— What to do —
Can you print the data exactly and leave out each image?

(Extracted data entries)
────
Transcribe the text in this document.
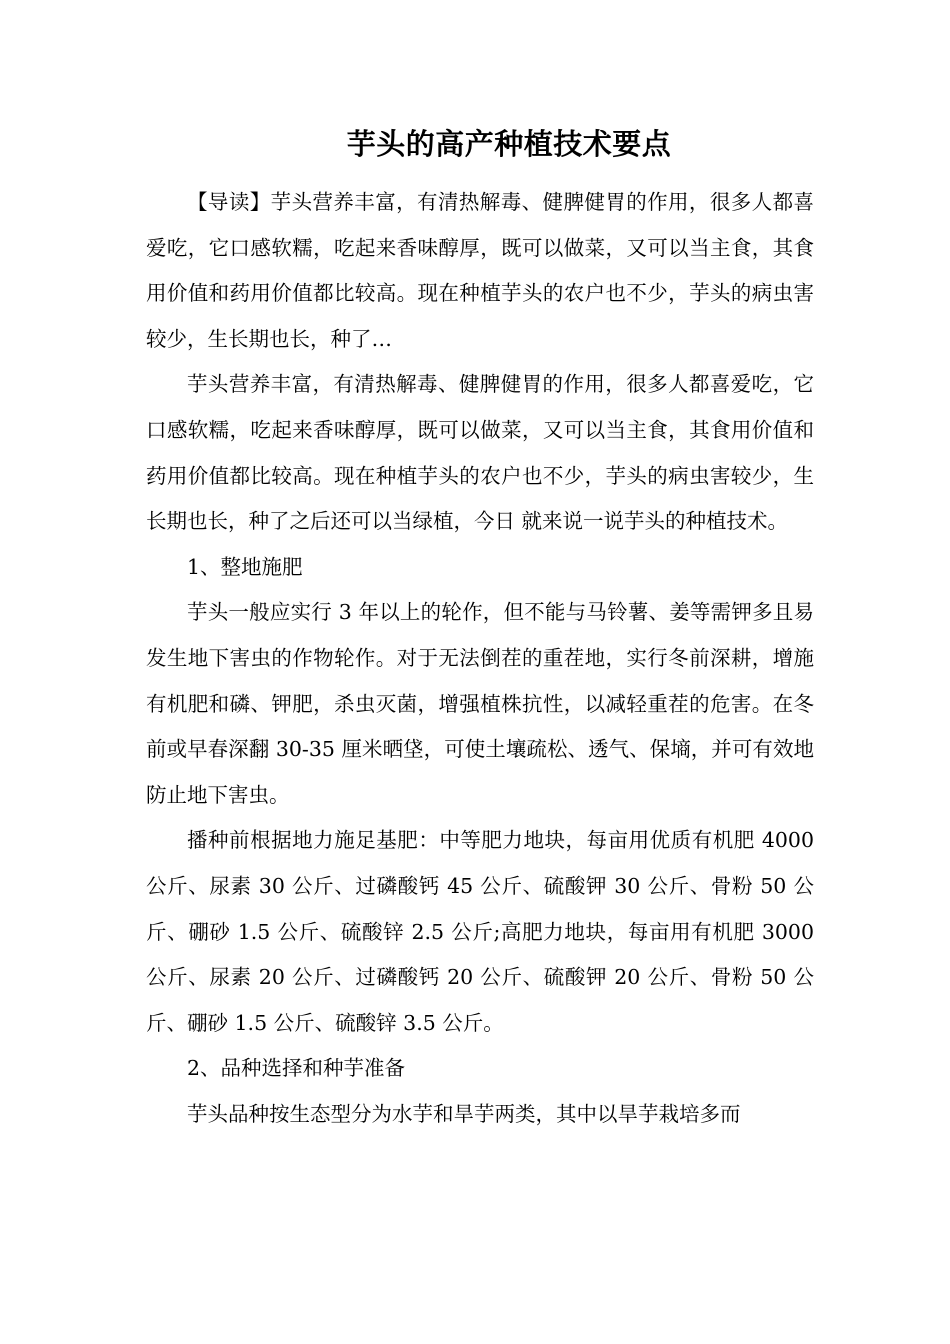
芋头的高产种植技术要点

【导读】芋头营养丰富，有清热解毒、健脾健胃的作用，很多人都喜爱吃，它口感软糯，吃起来香味醇厚，既可以做菜，又可以当主食，其食用价值和药用价值都比较高。现在种植芋头的农户也不少，芋头的病虫害较少，生长期也长，种了…

芋头营养丰富，有清热解毒、健脾健胃的作用，很多人都喜爱吃，它口感软糯，吃起来香味醇厚，既可以做菜，又可以当主食，其食用价值和药用价值都比较高。现在种植芋头的农户也不少，芋头的病虫害较少，生长期也长，种了之后还可以当绿植，今日 就来说一说芋头的种植技术。

1、整地施肥

芋头一般应实行 3 年以上的轮作，但不能与马铃薯、姜等需钾多且易发生地下害虫的作物轮作。对于无法倒茬的重茬地，实行冬前深耕，增施有机肥和磷、钾肥，杀虫灭菌，增强植株抗性，以减轻重茬的危害。在冬前或早春深翻 30-35 厘米晒垡，可使土壤疏松、透气、保墒，并可有效地防止地下害虫。

播种前根据地力施足基肥：中等肥力地块，每亩用优质有机肥 4000 公斤、尿素 30 公斤、过磷酸钙 45 公斤、硫酸钾 30 公斤、骨粉 50 公斤、硼砂 1.5 公斤、硫酸锌 2.5 公斤;高肥力地块，每亩用有机肥 3000 公斤、尿素 20 公斤、过磷酸钙 20 公斤、硫酸钾 20 公斤、骨粉 50 公斤、硼砂 1.5 公斤、硫酸锌 3.5 公斤。

2、品种选择和种芋准备

芋头品种按生态型分为水芋和旱芋两类，其中以旱芋栽培多而
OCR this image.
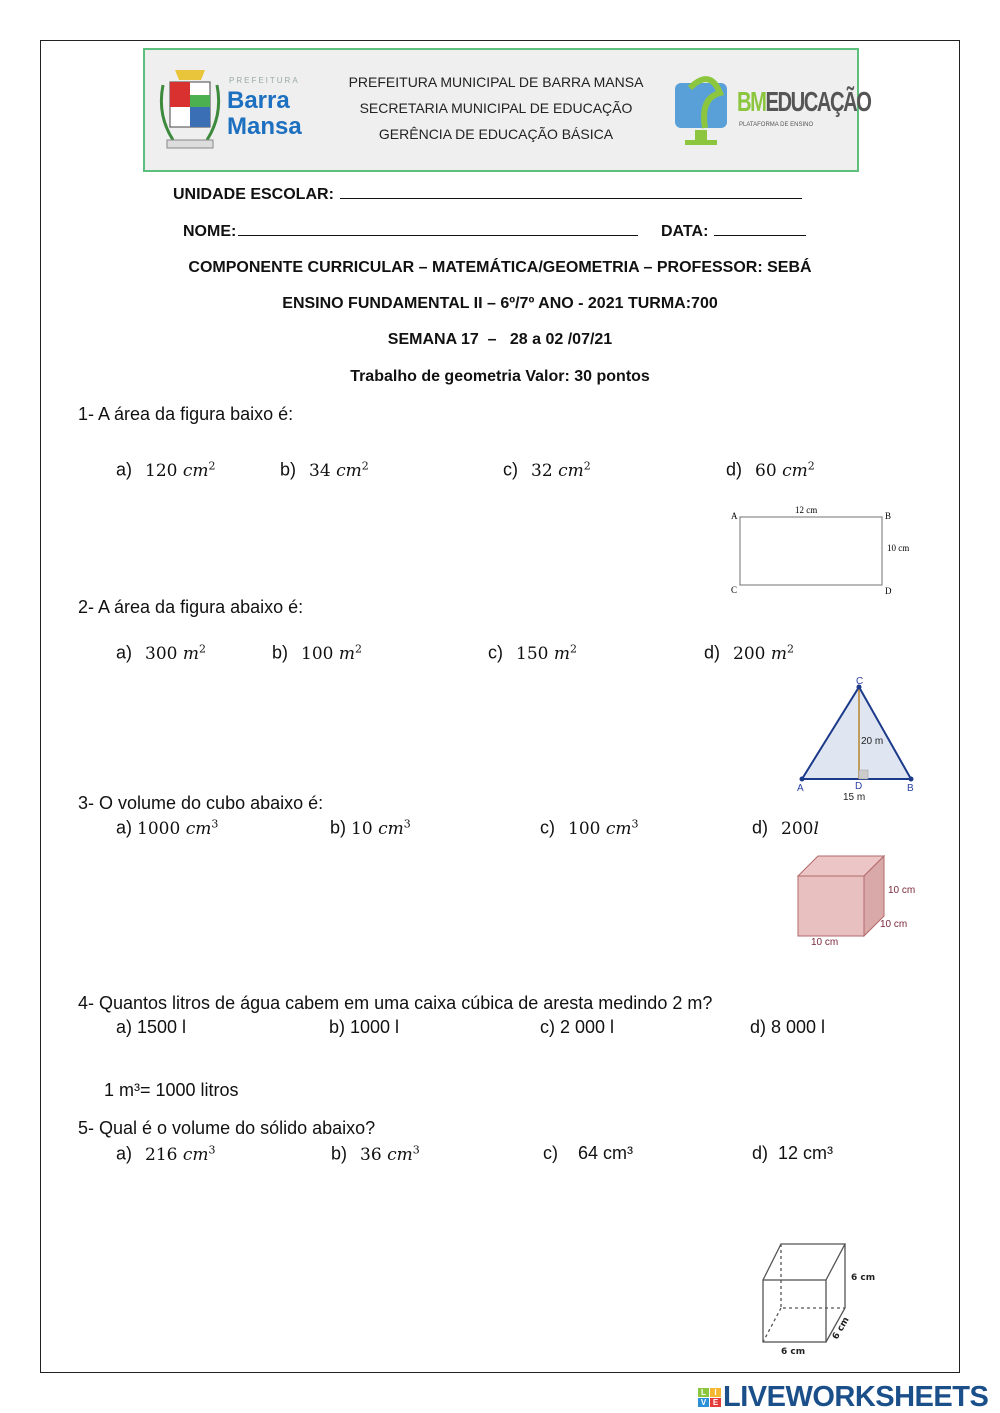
PREFEITURA
Barra
Mansa
PREFEITURA MUNICIPAL DE BARRA MANSA
SECRETARIA MUNICIPAL DE EDUCAÇÃO
GERÊNCIA DE EDUCAÇÃO BÁSICA
BMEDUCAÇÃO
PLATAFORMA DE ENSINO
UNIDADE ESCOLAR:
NOME:	DATA:
COMPONENTE CURRICULAR – MATEMÁTICA/GEOMETRIA – PROFESSOR: SEBÁ
ENSINO FUNDAMENTAL II – 6º/7º ANO - 2021 TURMA:700
SEMANA 17  –   28 a 02 /07/21
Trabalho de geometria Valor: 30 pontos
1- A área da figura baixo é:
2- A área da figura abaixo é:
3- O volume do cubo abaixo é:
4- Quantos litros de água cabem em uma caixa cúbica de aresta medindo 2 m?
1 m³= 1000 litros
5- Qual é o volume do sólido abaixo?
a) 120 $cm^2$	b) 34 $cm^2$	c) 32 $cm^2$	d) 60 $cm^2$
a) 300 $m^2$	b) 100 $m^2$	c) 150 $m^2$	d) 200 $m^2$
a) 1000 $cm^3$	b) 10 $cm^3$	c) 100 $cm^3$	d) 200l
a) 1500 l	b) 1000 l	c) 2 000 l	d) 8 000 l
a) 216 $cm^3$	b) 36 $cm^3$	c)    64 cm³	d)  12 cm³
A	B
C	D
12 cm
10 cm
C
A	B
D
20 m
15 m
10 cm
10 cm
10 cm
6 cm
6 cm
6 cm
L	I
V E LIVEWORKSHEETS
────
— Finished task —
Transcribe the text in this document.
芋头的高产种植技术要点

【导读】芋头营养丰富，有清热解毒、健脾健胃的作用，很多人都喜爱吃，它口感软糯，吃起来香味醇厚，既可以做菜，又可以当主食，其食用价值和药用价值都比较高。现在种植芋头的农户也不少，芋头的病虫害较少，生长期也长，种了…

芋头营养丰富，有清热解毒、健脾健胃的作用，很多人都喜爱吃，它口感软糯，吃起来香味醇厚，既可以做菜，又可以当主食，其食用价值和药用价值都比较高。现在种植芋头的农户也不少，芋头的病虫害较少，生长期也长，种了之后还可以当绿植，今日 就来说一说芋头的种植技术。

1、整地施肥

芋头一般应实行 3 年以上的轮作，但不能与马铃薯、姜等需钾多且易发生地下害虫的作物轮作。对于无法倒茬的重茬地，实行冬前深耕，增施有机肥和磷、钾肥，杀虫灭菌，增强植株抗性，以减轻重茬的危害。在冬前或早春深翻 30-35 厘米晒垡，可使土壤疏松、透气、保墒，并可有效地防止地下害虫。

播种前根据地力施足基肥：中等肥力地块，每亩用优质有机肥 4000 公斤、尿素 30 公斤、过磷酸钙 45 公斤、硫酸钾 30 公斤、骨粉 50 公斤、硼砂 1.5 公斤、硫酸锌 2.5 公斤;高肥力地块，每亩用有机肥 3000 公斤、尿素 20 公斤、过磷酸钙 20 公斤、硫酸钾 20 公斤、骨粉 50 公斤、硼砂 1.5 公斤、硫酸锌 3.5 公斤。

2、品种选择和种芋准备

芋头品种按生态型分为水芋和旱芋两类，其中以旱芋栽培多而
OCR this image.
PREFEITURA
Barra
Mansa
PREFEITURA MUNICIPAL DE BARRA MANSA
SECRETARIA MUNICIPAL DE EDUCAÇÃO
GERÊNCIA DE EDUCAÇÃO BÁSICA
BMEDUCAÇÃO
PLATAFORMA DE ENSINO
UNIDADE ESCOLAR:
NOME:	DATA:
COMPONENTE CURRICULAR – MATEMÁTICA/GEOMETRIA – PROFESSOR: SEBÁ
ENSINO FUNDAMENTAL II – 6º/7º ANO - 2021 TURMA:700
SEMANA 17  –   28 a 02 /07/21
Trabalho de geometria Valor: 30 pontos
1- A área da figura baixo é:
2- A área da figura abaixo é:
3- O volume do cubo abaixo é:
4- Quantos litros de água cabem em uma caixa cúbica de aresta medindo 2 m?
1 m³= 1000 litros
5- Qual é o volume do sólido abaixo?
a) 120 $cm^2$	b) 34 $cm^2$	c) 32 $cm^2$	d) 60 $cm^2$
a) 300 $m^2$	b) 100 $m^2$	c) 150 $m^2$	d) 200 $m^2$
a) 1000 $cm^3$	b) 10 $cm^3$	c) 100 $cm^3$	d) 200l
a) 1500 l	b) 1000 l	c) 2 000 l	d) 8 000 l
a) 216 $cm^3$	b) 36 $cm^3$	c)    64 cm³	d)  12 cm³
A	B
C	D
12 cm
10 cm
C
A	B
D
20 m
15 m
10 cm
10 cm
10 cm
6 cm
6 cm
6 cm
L	I
V E LIVEWORKSHEETS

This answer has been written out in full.